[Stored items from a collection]
_ _ _

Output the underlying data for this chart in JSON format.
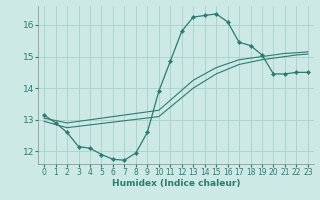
{
  "xlabel": "Humidex (Indice chaleur)",
  "ylabel": "",
  "background_color": "#cce9e6",
  "line_color": "#2d7b6e",
  "grid_color": "#aacfcc",
  "xlim": [
    -0.5,
    23.5
  ],
  "ylim": [
    11.6,
    16.6
  ],
  "yticks": [
    12,
    13,
    14,
    15,
    16
  ],
  "xticks": [
    0,
    1,
    2,
    3,
    4,
    5,
    6,
    7,
    8,
    9,
    10,
    11,
    12,
    13,
    14,
    15,
    16,
    17,
    18,
    19,
    20,
    21,
    22,
    23
  ],
  "curve1_x": [
    0,
    1,
    2,
    3,
    4,
    5,
    6,
    7,
    8,
    9,
    10,
    11,
    12,
    13,
    14,
    15,
    16,
    17,
    18,
    19,
    20,
    21,
    22,
    23
  ],
  "curve1_y": [
    13.15,
    12.9,
    12.6,
    12.15,
    12.1,
    11.9,
    11.75,
    11.72,
    11.95,
    12.6,
    13.9,
    14.85,
    15.8,
    16.25,
    16.3,
    16.35,
    16.1,
    15.45,
    15.35,
    15.05,
    14.45,
    14.45,
    14.5,
    14.5
  ],
  "curve2_x": [
    0,
    2,
    10,
    13,
    15,
    17,
    19,
    20,
    21,
    22,
    23
  ],
  "curve2_y": [
    13.05,
    12.9,
    13.3,
    14.25,
    14.65,
    14.9,
    15.0,
    15.05,
    15.1,
    15.12,
    15.15
  ],
  "curve3_x": [
    0,
    2,
    10,
    13,
    15,
    17,
    19,
    20,
    21,
    22,
    23
  ],
  "curve3_y": [
    12.95,
    12.75,
    13.1,
    14.0,
    14.45,
    14.75,
    14.9,
    14.95,
    15.0,
    15.05,
    15.08
  ]
}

_ _ _

What to work on
Quote the preceding records in their entirety, excluding every picture.

Complete output
Output the underlying data for this chart in JSON format.
{
  "xlabel": "Humidex (Indice chaleur)",
  "ylabel": "",
  "background_color": "#cce9e6",
  "line_color": "#2d7b6e",
  "grid_color": "#aacfcc",
  "xlim": [
    -0.5,
    23.5
  ],
  "ylim": [
    11.6,
    16.6
  ],
  "yticks": [
    12,
    13,
    14,
    15,
    16
  ],
  "xticks": [
    0,
    1,
    2,
    3,
    4,
    5,
    6,
    7,
    8,
    9,
    10,
    11,
    12,
    13,
    14,
    15,
    16,
    17,
    18,
    19,
    20,
    21,
    22,
    23
  ],
  "curve1_x": [
    0,
    1,
    2,
    3,
    4,
    5,
    6,
    7,
    8,
    9,
    10,
    11,
    12,
    13,
    14,
    15,
    16,
    17,
    18,
    19,
    20,
    21,
    22,
    23
  ],
  "curve1_y": [
    13.15,
    12.9,
    12.6,
    12.15,
    12.1,
    11.9,
    11.75,
    11.72,
    11.95,
    12.6,
    13.9,
    14.85,
    15.8,
    16.25,
    16.3,
    16.35,
    16.1,
    15.45,
    15.35,
    15.05,
    14.45,
    14.45,
    14.5,
    14.5
  ],
  "curve2_x": [
    0,
    2,
    10,
    13,
    15,
    17,
    19,
    20,
    21,
    22,
    23
  ],
  "curve2_y": [
    13.05,
    12.9,
    13.3,
    14.25,
    14.65,
    14.9,
    15.0,
    15.05,
    15.1,
    15.12,
    15.15
  ],
  "curve3_x": [
    0,
    2,
    10,
    13,
    15,
    17,
    19,
    20,
    21,
    22,
    23
  ],
  "curve3_y": [
    12.95,
    12.75,
    13.1,
    14.0,
    14.45,
    14.75,
    14.9,
    14.95,
    15.0,
    15.05,
    15.08
  ]
}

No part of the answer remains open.